◆ **Objective**:
Starting with the line that holds "Parse this screenshot: output", repeat each line through the last one below, exactly. Pictures stay out.

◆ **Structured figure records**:
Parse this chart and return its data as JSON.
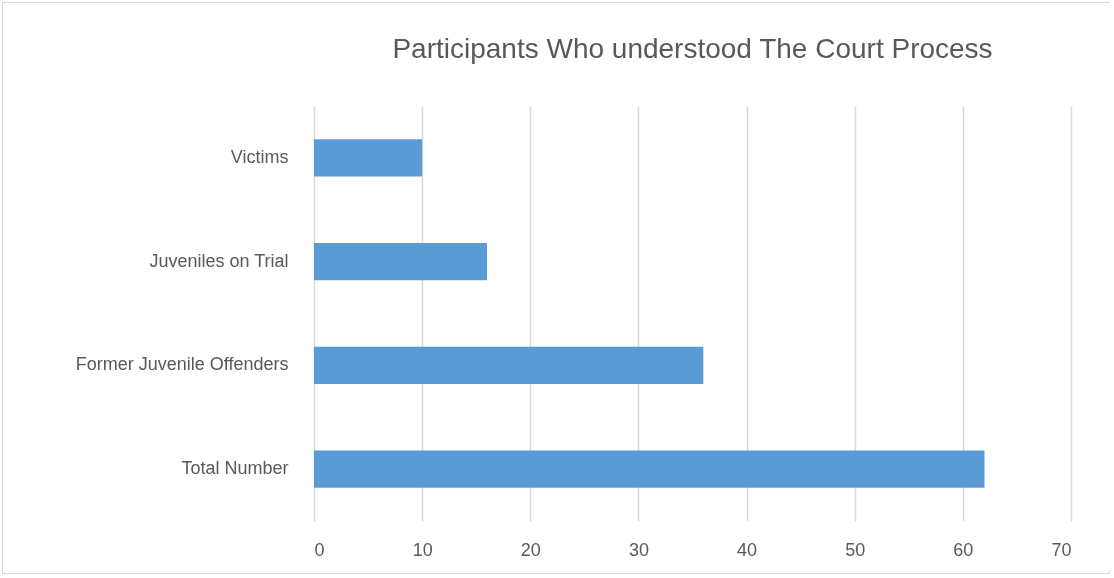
{
  "chart_data": {
    "type": "bar",
    "orientation": "horizontal",
    "title": "Participants Who  understood The Court Process",
    "categories": [
      "Victims",
      "Juveniles on Trial",
      "Former Juvenile Offenders",
      "Total Number"
    ],
    "values": [
      10,
      16,
      36,
      62
    ],
    "color": "#5b9bd5",
    "xlim": [
      0,
      70
    ],
    "xticks": [
      0,
      10,
      20,
      30,
      40,
      50,
      60,
      70
    ],
    "grid": "x"
  }
}
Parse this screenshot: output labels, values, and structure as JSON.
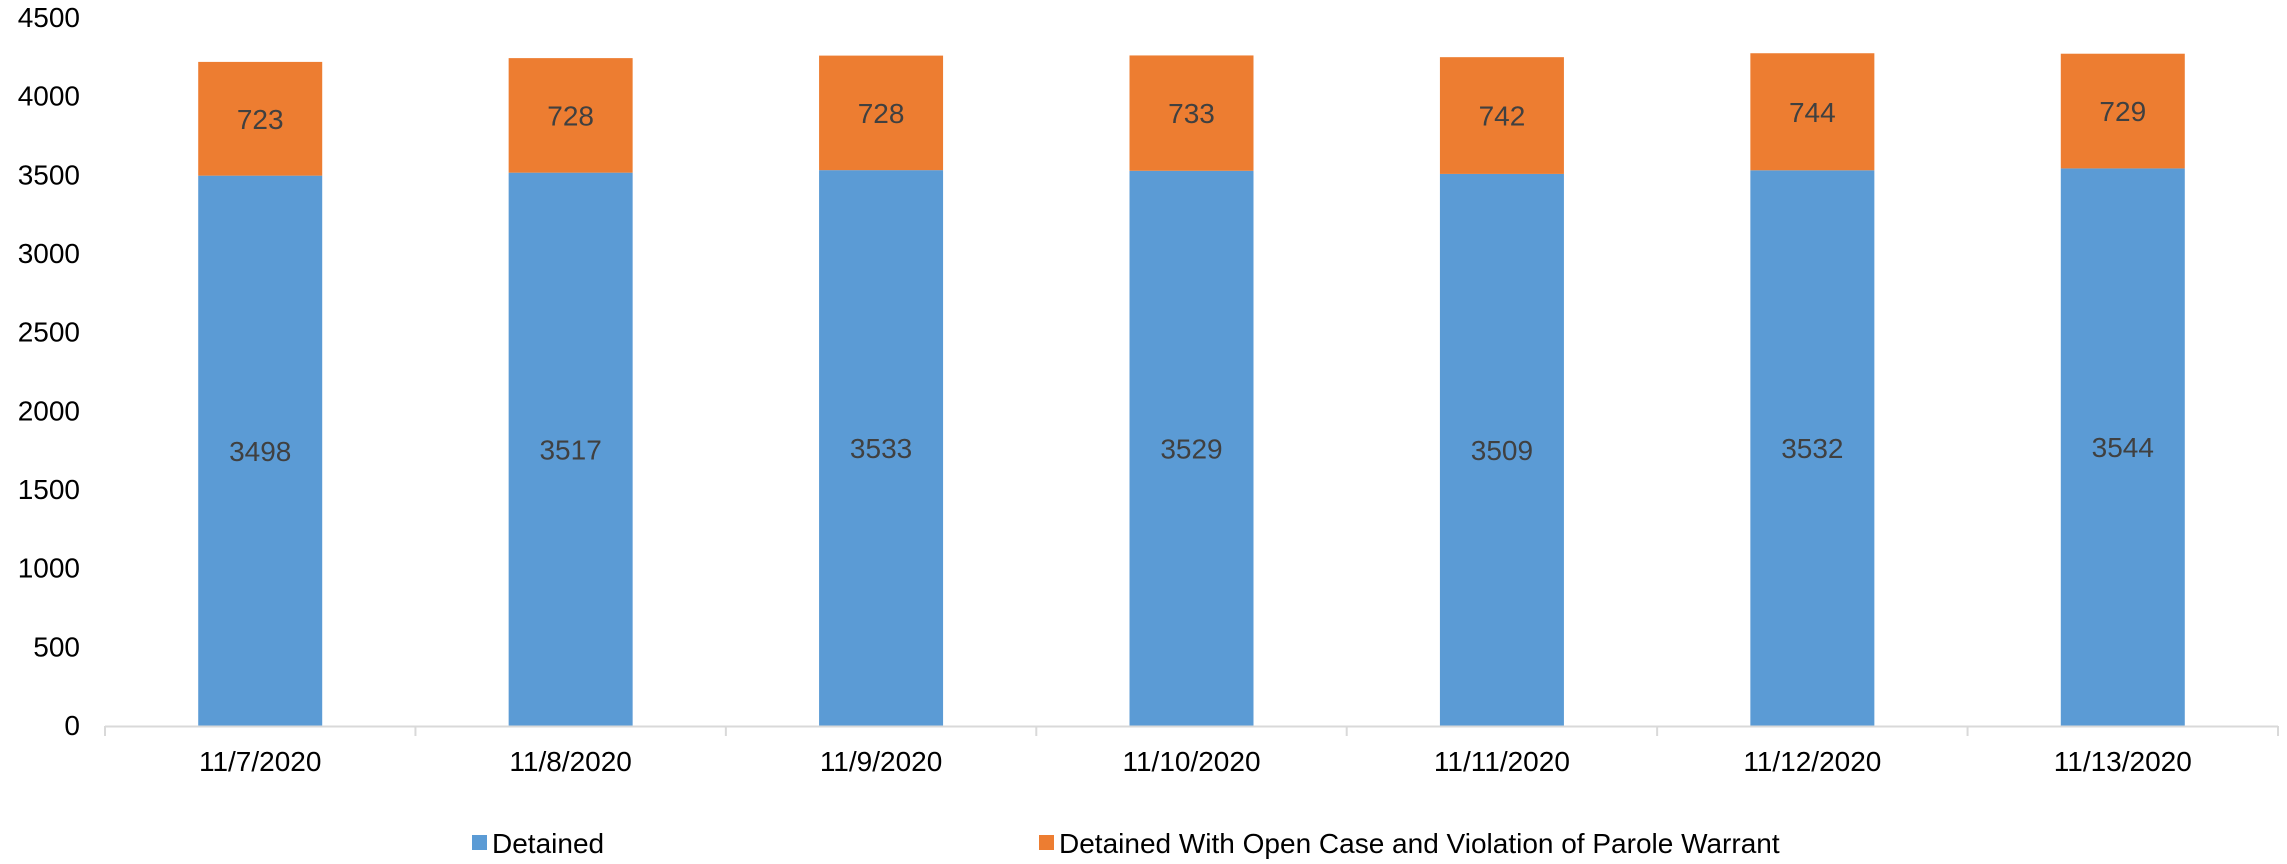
{
  "chart_data": {
    "type": "bar",
    "stacked": true,
    "categories": [
      "11/7/2020",
      "11/8/2020",
      "11/9/2020",
      "11/10/2020",
      "11/11/2020",
      "11/12/2020",
      "11/13/2020"
    ],
    "series": [
      {
        "name": "Detained",
        "color": "#5B9BD5",
        "values": [
          3498,
          3517,
          3533,
          3529,
          3509,
          3532,
          3544
        ]
      },
      {
        "name": "Detained With Open Case and Violation of Parole Warrant",
        "color": "#ED7D31",
        "values": [
          723,
          728,
          728,
          733,
          742,
          744,
          729
        ]
      }
    ],
    "ylim": [
      0,
      4500
    ],
    "yticks": [
      0,
      500,
      1000,
      1500,
      2000,
      2500,
      3000,
      3500,
      4000,
      4500
    ],
    "title": "",
    "xlabel": "",
    "ylabel": "",
    "grid": false,
    "data_labels": true,
    "legend_position": "bottom"
  }
}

◆ **Result below**:
Parse this screenshot: output labels, values, and structure as JSON.
{
  "chart_data": {
    "type": "bar",
    "stacked": true,
    "categories": [
      "11/7/2020",
      "11/8/2020",
      "11/9/2020",
      "11/10/2020",
      "11/11/2020",
      "11/12/2020",
      "11/13/2020"
    ],
    "series": [
      {
        "name": "Detained",
        "color": "#5B9BD5",
        "values": [
          3498,
          3517,
          3533,
          3529,
          3509,
          3532,
          3544
        ]
      },
      {
        "name": "Detained With Open Case and Violation of Parole Warrant",
        "color": "#ED7D31",
        "values": [
          723,
          728,
          728,
          733,
          742,
          744,
          729
        ]
      }
    ],
    "ylim": [
      0,
      4500
    ],
    "yticks": [
      0,
      500,
      1000,
      1500,
      2000,
      2500,
      3000,
      3500,
      4000,
      4500
    ],
    "title": "",
    "xlabel": "",
    "ylabel": "",
    "grid": false,
    "data_labels": true,
    "legend_position": "bottom"
  }
}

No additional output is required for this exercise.